## OBJECTIVE:
Scan the following material for the string "color" and copy each line in which it appears.

## SUPPLIED RECORDS:
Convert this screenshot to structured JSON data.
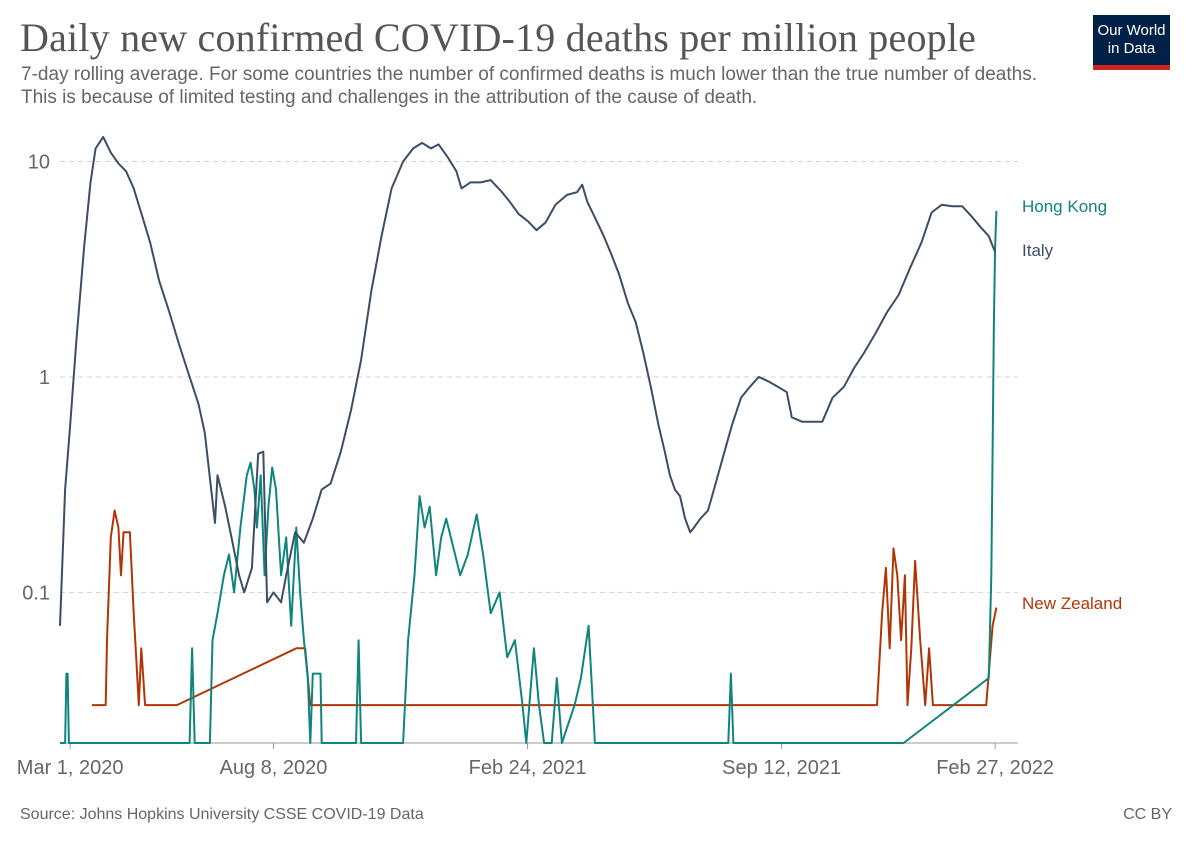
{
  "header": {
    "title": "Daily new confirmed COVID-19 deaths per million people",
    "subtitle": "7-day rolling average. For some countries the number of confirmed deaths is much lower than the true number of deaths. This is because of limited testing and challenges in the attribution of the cause of death."
  },
  "logo": {
    "line1": "Our World",
    "line2": "in Data"
  },
  "footer": {
    "source": "Source: Johns Hopkins University CSSE COVID-19 Data",
    "license": "CC BY"
  },
  "chart_data": {
    "type": "line",
    "title": "Daily new confirmed COVID-19 deaths per million people",
    "xlabel": "",
    "ylabel": "",
    "yscale": "log",
    "ylim": [
      0.02,
      14
    ],
    "xlim": [
      "2020-02-22",
      "2022-03-17"
    ],
    "grid": true,
    "y_ticks": [
      {
        "value": 0.1,
        "label": "0.1"
      },
      {
        "value": 1,
        "label": "1"
      },
      {
        "value": 10,
        "label": "10"
      }
    ],
    "x_ticks": [
      {
        "date": "2020-03-01",
        "label": "Mar 1, 2020"
      },
      {
        "date": "2020-08-08",
        "label": "Aug 8, 2020"
      },
      {
        "date": "2021-02-24",
        "label": "Feb 24, 2021"
      },
      {
        "date": "2021-09-12",
        "label": "Sep 12, 2021"
      },
      {
        "date": "2022-02-27",
        "label": "Feb 27, 2022"
      }
    ],
    "legend": "end-of-line labels",
    "series": [
      {
        "name": "Italy",
        "label": "Italy",
        "color": "#3c4e66",
        "points": [
          [
            "2020-02-22",
            0.07
          ],
          [
            "2020-02-26",
            0.3
          ],
          [
            "2020-03-01",
            0.6
          ],
          [
            "2020-03-06",
            1.5
          ],
          [
            "2020-03-12",
            4.0
          ],
          [
            "2020-03-17",
            8.0
          ],
          [
            "2020-03-21",
            11.5
          ],
          [
            "2020-03-27",
            13.0
          ],
          [
            "2020-04-02",
            11.0
          ],
          [
            "2020-04-08",
            9.8
          ],
          [
            "2020-04-14",
            9.0
          ],
          [
            "2020-04-20",
            7.5
          ],
          [
            "2020-04-27",
            5.5
          ],
          [
            "2020-05-03",
            4.2
          ],
          [
            "2020-05-10",
            2.8
          ],
          [
            "2020-05-18",
            2.0
          ],
          [
            "2020-05-26",
            1.4
          ],
          [
            "2020-06-03",
            1.0
          ],
          [
            "2020-06-10",
            0.75
          ],
          [
            "2020-06-15",
            0.55
          ],
          [
            "2020-06-20",
            0.3
          ],
          [
            "2020-06-23",
            0.21
          ],
          [
            "2020-06-25",
            0.35
          ],
          [
            "2020-07-01",
            0.25
          ],
          [
            "2020-07-06",
            0.18
          ],
          [
            "2020-07-12",
            0.12
          ],
          [
            "2020-07-16",
            0.1
          ],
          [
            "2020-07-22",
            0.13
          ],
          [
            "2020-07-27",
            0.44
          ],
          [
            "2020-07-31",
            0.45
          ],
          [
            "2020-08-03",
            0.09
          ],
          [
            "2020-08-08",
            0.1
          ],
          [
            "2020-08-14",
            0.09
          ],
          [
            "2020-08-18",
            0.12
          ],
          [
            "2020-08-25",
            0.19
          ],
          [
            "2020-09-01",
            0.17
          ],
          [
            "2020-09-08",
            0.22
          ],
          [
            "2020-09-15",
            0.3
          ],
          [
            "2020-09-22",
            0.32
          ],
          [
            "2020-09-30",
            0.45
          ],
          [
            "2020-10-08",
            0.7
          ],
          [
            "2020-10-16",
            1.2
          ],
          [
            "2020-10-24",
            2.5
          ],
          [
            "2020-11-01",
            4.5
          ],
          [
            "2020-11-09",
            7.5
          ],
          [
            "2020-11-18",
            10.0
          ],
          [
            "2020-11-26",
            11.5
          ],
          [
            "2020-12-03",
            12.2
          ],
          [
            "2020-12-10",
            11.5
          ],
          [
            "2020-12-16",
            12.0
          ],
          [
            "2020-12-23",
            10.5
          ],
          [
            "2020-12-30",
            9.0
          ],
          [
            "2021-01-03",
            7.5
          ],
          [
            "2021-01-10",
            8.0
          ],
          [
            "2021-01-18",
            8.0
          ],
          [
            "2021-01-26",
            8.2
          ],
          [
            "2021-02-03",
            7.3
          ],
          [
            "2021-02-10",
            6.5
          ],
          [
            "2021-02-17",
            5.7
          ],
          [
            "2021-02-24",
            5.3
          ],
          [
            "2021-03-03",
            4.8
          ],
          [
            "2021-03-10",
            5.2
          ],
          [
            "2021-03-18",
            6.3
          ],
          [
            "2021-03-27",
            7.0
          ],
          [
            "2021-04-04",
            7.2
          ],
          [
            "2021-04-08",
            7.8
          ],
          [
            "2021-04-12",
            6.5
          ],
          [
            "2021-04-18",
            5.5
          ],
          [
            "2021-04-25",
            4.5
          ],
          [
            "2021-05-01",
            3.7
          ],
          [
            "2021-05-07",
            3.0
          ],
          [
            "2021-05-14",
            2.2
          ],
          [
            "2021-05-20",
            1.8
          ],
          [
            "2021-05-26",
            1.3
          ],
          [
            "2021-06-01",
            0.9
          ],
          [
            "2021-06-07",
            0.6
          ],
          [
            "2021-06-12",
            0.45
          ],
          [
            "2021-06-16",
            0.35
          ],
          [
            "2021-06-20",
            0.3
          ],
          [
            "2021-06-24",
            0.28
          ],
          [
            "2021-06-28",
            0.22
          ],
          [
            "2021-07-02",
            0.19
          ],
          [
            "2021-07-05",
            0.2
          ],
          [
            "2021-07-10",
            0.22
          ],
          [
            "2021-07-16",
            0.24
          ],
          [
            "2021-07-22",
            0.32
          ],
          [
            "2021-07-29",
            0.45
          ],
          [
            "2021-08-04",
            0.6
          ],
          [
            "2021-08-11",
            0.8
          ],
          [
            "2021-08-18",
            0.9
          ],
          [
            "2021-08-25",
            1.0
          ],
          [
            "2021-09-02",
            0.95
          ],
          [
            "2021-09-09",
            0.9
          ],
          [
            "2021-09-16",
            0.85
          ],
          [
            "2021-09-20",
            0.65
          ],
          [
            "2021-09-28",
            0.62
          ],
          [
            "2021-10-06",
            0.62
          ],
          [
            "2021-10-14",
            0.62
          ],
          [
            "2021-10-22",
            0.8
          ],
          [
            "2021-10-31",
            0.9
          ],
          [
            "2021-11-08",
            1.1
          ],
          [
            "2021-11-16",
            1.3
          ],
          [
            "2021-11-25",
            1.6
          ],
          [
            "2021-12-04",
            2.0
          ],
          [
            "2021-12-13",
            2.4
          ],
          [
            "2021-12-22",
            3.2
          ],
          [
            "2021-12-31",
            4.2
          ],
          [
            "2022-01-08",
            5.8
          ],
          [
            "2022-01-16",
            6.3
          ],
          [
            "2022-01-24",
            6.2
          ],
          [
            "2022-02-01",
            6.2
          ],
          [
            "2022-02-08",
            5.6
          ],
          [
            "2022-02-15",
            5.0
          ],
          [
            "2022-02-22",
            4.5
          ],
          [
            "2022-02-27",
            3.8
          ]
        ]
      },
      {
        "name": "Hong Kong",
        "label": "Hong Kong",
        "color": "#10857d",
        "points": [
          [
            "2020-02-22",
            0.02
          ],
          [
            "2020-02-26",
            0.02
          ],
          [
            "2020-02-27",
            0.042
          ],
          [
            "2020-02-28",
            0.042
          ],
          [
            "2020-02-29",
            0.02
          ],
          [
            "2020-06-03",
            0.02
          ],
          [
            "2020-06-05",
            0.055
          ],
          [
            "2020-06-07",
            0.02
          ],
          [
            "2020-06-19",
            0.02
          ],
          [
            "2020-06-21",
            0.06
          ],
          [
            "2020-06-25",
            0.08
          ],
          [
            "2020-06-30",
            0.12
          ],
          [
            "2020-07-04",
            0.15
          ],
          [
            "2020-07-08",
            0.1
          ],
          [
            "2020-07-13",
            0.2
          ],
          [
            "2020-07-18",
            0.35
          ],
          [
            "2020-07-21",
            0.4
          ],
          [
            "2020-07-24",
            0.3
          ],
          [
            "2020-07-26",
            0.2
          ],
          [
            "2020-07-29",
            0.35
          ],
          [
            "2020-08-01",
            0.12
          ],
          [
            "2020-08-04",
            0.25
          ],
          [
            "2020-08-07",
            0.38
          ],
          [
            "2020-08-10",
            0.3
          ],
          [
            "2020-08-14",
            0.12
          ],
          [
            "2020-08-18",
            0.18
          ],
          [
            "2020-08-22",
            0.07
          ],
          [
            "2020-08-26",
            0.2
          ],
          [
            "2020-08-29",
            0.1
          ],
          [
            "2020-09-01",
            0.06
          ],
          [
            "2020-09-04",
            0.04
          ],
          [
            "2020-09-06",
            0.02
          ],
          [
            "2020-09-08",
            0.042
          ],
          [
            "2020-09-14",
            0.042
          ],
          [
            "2020-09-15",
            0.02
          ],
          [
            "2020-10-12",
            0.02
          ],
          [
            "2020-10-14",
            0.06
          ],
          [
            "2020-10-16",
            0.02
          ],
          [
            "2020-11-18",
            0.02
          ],
          [
            "2020-11-22",
            0.06
          ],
          [
            "2020-11-27",
            0.12
          ],
          [
            "2020-12-01",
            0.28
          ],
          [
            "2020-12-05",
            0.2
          ],
          [
            "2020-12-09",
            0.25
          ],
          [
            "2020-12-14",
            0.12
          ],
          [
            "2020-12-18",
            0.18
          ],
          [
            "2020-12-22",
            0.22
          ],
          [
            "2021-01-02",
            0.12
          ],
          [
            "2021-01-08",
            0.15
          ],
          [
            "2021-01-15",
            0.23
          ],
          [
            "2021-01-20",
            0.15
          ],
          [
            "2021-01-26",
            0.08
          ],
          [
            "2021-02-02",
            0.1
          ],
          [
            "2021-02-08",
            0.05
          ],
          [
            "2021-02-14",
            0.06
          ],
          [
            "2021-02-20",
            0.03
          ],
          [
            "2021-02-23",
            0.02
          ],
          [
            "2021-03-01",
            0.055
          ],
          [
            "2021-03-05",
            0.03
          ],
          [
            "2021-03-09",
            0.02
          ],
          [
            "2021-03-15",
            0.02
          ],
          [
            "2021-03-19",
            0.04
          ],
          [
            "2021-03-23",
            0.02
          ],
          [
            "2021-04-02",
            0.03
          ],
          [
            "2021-04-07",
            0.04
          ],
          [
            "2021-04-13",
            0.07
          ],
          [
            "2021-04-18",
            0.02
          ],
          [
            "2021-08-01",
            0.02
          ],
          [
            "2021-08-03",
            0.042
          ],
          [
            "2021-08-05",
            0.02
          ],
          [
            "2021-12-17",
            0.02
          ],
          [
            "2022-02-22",
            0.04
          ],
          [
            "2022-02-24",
            0.12
          ],
          [
            "2022-02-25",
            0.45
          ],
          [
            "2022-02-26",
            1.8
          ],
          [
            "2022-02-27",
            4.0
          ],
          [
            "2022-02-28",
            5.9
          ]
        ]
      },
      {
        "name": "New Zealand",
        "label": "New Zealand",
        "color": "#b13507",
        "points": [
          [
            "2020-03-18",
            0.03
          ],
          [
            "2020-03-29",
            0.03
          ],
          [
            "2020-03-30",
            0.06
          ],
          [
            "2020-04-02",
            0.18
          ],
          [
            "2020-04-05",
            0.24
          ],
          [
            "2020-04-08",
            0.2
          ],
          [
            "2020-04-10",
            0.12
          ],
          [
            "2020-04-12",
            0.19
          ],
          [
            "2020-04-17",
            0.19
          ],
          [
            "2020-04-20",
            0.08
          ],
          [
            "2020-04-22",
            0.05
          ],
          [
            "2020-04-24",
            0.03
          ],
          [
            "2020-04-26",
            0.055
          ],
          [
            "2020-04-29",
            0.03
          ],
          [
            "2020-05-24",
            0.03
          ],
          [
            "2020-08-26",
            0.055
          ],
          [
            "2020-09-02",
            0.055
          ],
          [
            "2020-09-06",
            0.03
          ],
          [
            "2021-11-26",
            0.03
          ],
          [
            "2021-11-30",
            0.08
          ],
          [
            "2021-12-03",
            0.13
          ],
          [
            "2021-12-06",
            0.055
          ],
          [
            "2021-12-09",
            0.16
          ],
          [
            "2021-12-12",
            0.12
          ],
          [
            "2021-12-15",
            0.06
          ],
          [
            "2021-12-18",
            0.12
          ],
          [
            "2021-12-20",
            0.03
          ],
          [
            "2021-12-23",
            0.055
          ],
          [
            "2021-12-26",
            0.14
          ],
          [
            "2021-12-30",
            0.06
          ],
          [
            "2022-01-03",
            0.03
          ],
          [
            "2022-01-06",
            0.055
          ],
          [
            "2022-01-09",
            0.03
          ],
          [
            "2022-02-20",
            0.03
          ],
          [
            "2022-02-25",
            0.07
          ],
          [
            "2022-02-28",
            0.085
          ]
        ]
      }
    ]
  }
}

## TASK RESPONSE:
        "color": "#3c4e66",
        "color": "#10857d",
        "color": "#b13507",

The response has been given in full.